Work to complete: Print all entries word for word.

Input for this task:
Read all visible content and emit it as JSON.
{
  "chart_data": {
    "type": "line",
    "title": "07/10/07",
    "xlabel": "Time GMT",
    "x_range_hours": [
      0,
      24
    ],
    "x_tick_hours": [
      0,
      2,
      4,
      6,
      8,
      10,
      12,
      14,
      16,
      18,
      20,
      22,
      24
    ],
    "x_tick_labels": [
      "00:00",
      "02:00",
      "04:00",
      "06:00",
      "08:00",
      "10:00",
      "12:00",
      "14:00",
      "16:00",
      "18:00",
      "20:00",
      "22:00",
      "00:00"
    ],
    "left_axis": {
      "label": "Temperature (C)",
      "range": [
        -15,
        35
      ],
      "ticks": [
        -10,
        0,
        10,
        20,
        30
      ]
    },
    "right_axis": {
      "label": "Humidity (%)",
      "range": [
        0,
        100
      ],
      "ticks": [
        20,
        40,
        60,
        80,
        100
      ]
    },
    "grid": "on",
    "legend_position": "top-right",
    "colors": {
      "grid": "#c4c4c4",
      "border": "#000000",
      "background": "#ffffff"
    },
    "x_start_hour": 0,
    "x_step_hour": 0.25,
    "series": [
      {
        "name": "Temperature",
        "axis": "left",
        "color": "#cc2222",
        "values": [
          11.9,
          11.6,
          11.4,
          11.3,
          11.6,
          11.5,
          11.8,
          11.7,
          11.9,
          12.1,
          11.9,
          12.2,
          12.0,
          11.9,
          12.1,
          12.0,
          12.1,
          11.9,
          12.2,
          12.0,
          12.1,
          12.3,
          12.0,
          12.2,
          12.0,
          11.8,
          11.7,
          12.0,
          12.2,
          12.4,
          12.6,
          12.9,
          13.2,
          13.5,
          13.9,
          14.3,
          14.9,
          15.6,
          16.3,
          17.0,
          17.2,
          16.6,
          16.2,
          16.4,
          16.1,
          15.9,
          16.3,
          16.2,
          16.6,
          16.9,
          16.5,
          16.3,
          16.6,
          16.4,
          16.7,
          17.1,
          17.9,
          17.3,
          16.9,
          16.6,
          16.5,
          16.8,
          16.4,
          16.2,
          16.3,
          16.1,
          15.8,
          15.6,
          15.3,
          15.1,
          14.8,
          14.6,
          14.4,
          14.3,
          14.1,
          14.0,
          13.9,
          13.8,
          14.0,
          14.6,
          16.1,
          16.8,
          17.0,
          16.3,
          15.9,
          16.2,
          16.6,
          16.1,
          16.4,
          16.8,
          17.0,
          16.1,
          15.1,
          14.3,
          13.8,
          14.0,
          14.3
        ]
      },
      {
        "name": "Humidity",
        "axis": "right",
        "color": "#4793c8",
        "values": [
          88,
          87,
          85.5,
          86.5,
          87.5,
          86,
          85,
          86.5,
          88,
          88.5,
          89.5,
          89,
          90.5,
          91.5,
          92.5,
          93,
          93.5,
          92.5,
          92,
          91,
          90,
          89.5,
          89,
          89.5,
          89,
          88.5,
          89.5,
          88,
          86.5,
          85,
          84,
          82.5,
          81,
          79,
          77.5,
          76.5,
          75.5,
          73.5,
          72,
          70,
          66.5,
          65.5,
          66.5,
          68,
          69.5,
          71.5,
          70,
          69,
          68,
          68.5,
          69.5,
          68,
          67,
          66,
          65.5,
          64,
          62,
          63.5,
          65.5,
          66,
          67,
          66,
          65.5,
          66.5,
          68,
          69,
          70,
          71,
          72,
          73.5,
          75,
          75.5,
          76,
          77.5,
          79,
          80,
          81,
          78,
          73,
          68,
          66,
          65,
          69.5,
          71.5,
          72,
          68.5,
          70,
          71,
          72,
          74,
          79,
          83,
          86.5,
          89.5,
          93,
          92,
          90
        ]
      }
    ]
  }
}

Answer to the task:
Read all visible content and emit it as JSON.
{
  "chart_data": {
    "type": "line",
    "title": "07/10/07",
    "xlabel": "Time GMT",
    "x_range_hours": [
      0,
      24
    ],
    "x_tick_hours": [
      0,
      2,
      4,
      6,
      8,
      10,
      12,
      14,
      16,
      18,
      20,
      22,
      24
    ],
    "x_tick_labels": [
      "00:00",
      "02:00",
      "04:00",
      "06:00",
      "08:00",
      "10:00",
      "12:00",
      "14:00",
      "16:00",
      "18:00",
      "20:00",
      "22:00",
      "00:00"
    ],
    "left_axis": {
      "label": "Temperature (C)",
      "range": [
        -15,
        35
      ],
      "ticks": [
        -10,
        0,
        10,
        20,
        30
      ]
    },
    "right_axis": {
      "label": "Humidity (%)",
      "range": [
        0,
        100
      ],
      "ticks": [
        20,
        40,
        60,
        80,
        100
      ]
    },
    "grid": "on",
    "legend_position": "top-right",
    "colors": {
      "grid": "#c4c4c4",
      "border": "#000000",
      "background": "#ffffff"
    },
    "x_start_hour": 0,
    "x_step_hour": 0.25,
    "series": [
      {
        "name": "Temperature",
        "axis": "left",
        "color": "#cc2222",
        "values": [
          11.9,
          11.6,
          11.4,
          11.3,
          11.6,
          11.5,
          11.8,
          11.7,
          11.9,
          12.1,
          11.9,
          12.2,
          12.0,
          11.9,
          12.1,
          12.0,
          12.1,
          11.9,
          12.2,
          12.0,
          12.1,
          12.3,
          12.0,
          12.2,
          12.0,
          11.8,
          11.7,
          12.0,
          12.2,
          12.4,
          12.6,
          12.9,
          13.2,
          13.5,
          13.9,
          14.3,
          14.9,
          15.6,
          16.3,
          17.0,
          17.2,
          16.6,
          16.2,
          16.4,
          16.1,
          15.9,
          16.3,
          16.2,
          16.6,
          16.9,
          16.5,
          16.3,
          16.6,
          16.4,
          16.7,
          17.1,
          17.9,
          17.3,
          16.9,
          16.6,
          16.5,
          16.8,
          16.4,
          16.2,
          16.3,
          16.1,
          15.8,
          15.6,
          15.3,
          15.1,
          14.8,
          14.6,
          14.4,
          14.3,
          14.1,
          14.0,
          13.9,
          13.8,
          14.0,
          14.6,
          16.1,
          16.8,
          17.0,
          16.3,
          15.9,
          16.2,
          16.6,
          16.1,
          16.4,
          16.8,
          17.0,
          16.1,
          15.1,
          14.3,
          13.8,
          14.0,
          14.3
        ]
      },
      {
        "name": "Humidity",
        "axis": "right",
        "color": "#4793c8",
        "values": [
          88,
          87,
          85.5,
          86.5,
          87.5,
          86,
          85,
          86.5,
          88,
          88.5,
          89.5,
          89,
          90.5,
          91.5,
          92.5,
          93,
          93.5,
          92.5,
          92,
          91,
          90,
          89.5,
          89,
          89.5,
          89,
          88.5,
          89.5,
          88,
          86.5,
          85,
          84,
          82.5,
          81,
          79,
          77.5,
          76.5,
          75.5,
          73.5,
          72,
          70,
          66.5,
          65.5,
          66.5,
          68,
          69.5,
          71.5,
          70,
          69,
          68,
          68.5,
          69.5,
          68,
          67,
          66,
          65.5,
          64,
          62,
          63.5,
          65.5,
          66,
          67,
          66,
          65.5,
          66.5,
          68,
          69,
          70,
          71,
          72,
          73.5,
          75,
          75.5,
          76,
          77.5,
          79,
          80,
          81,
          78,
          73,
          68,
          66,
          65,
          69.5,
          71.5,
          72,
          68.5,
          70,
          71,
          72,
          74,
          79,
          83,
          86.5,
          89.5,
          93,
          92,
          90
        ]
      }
    ]
  }
}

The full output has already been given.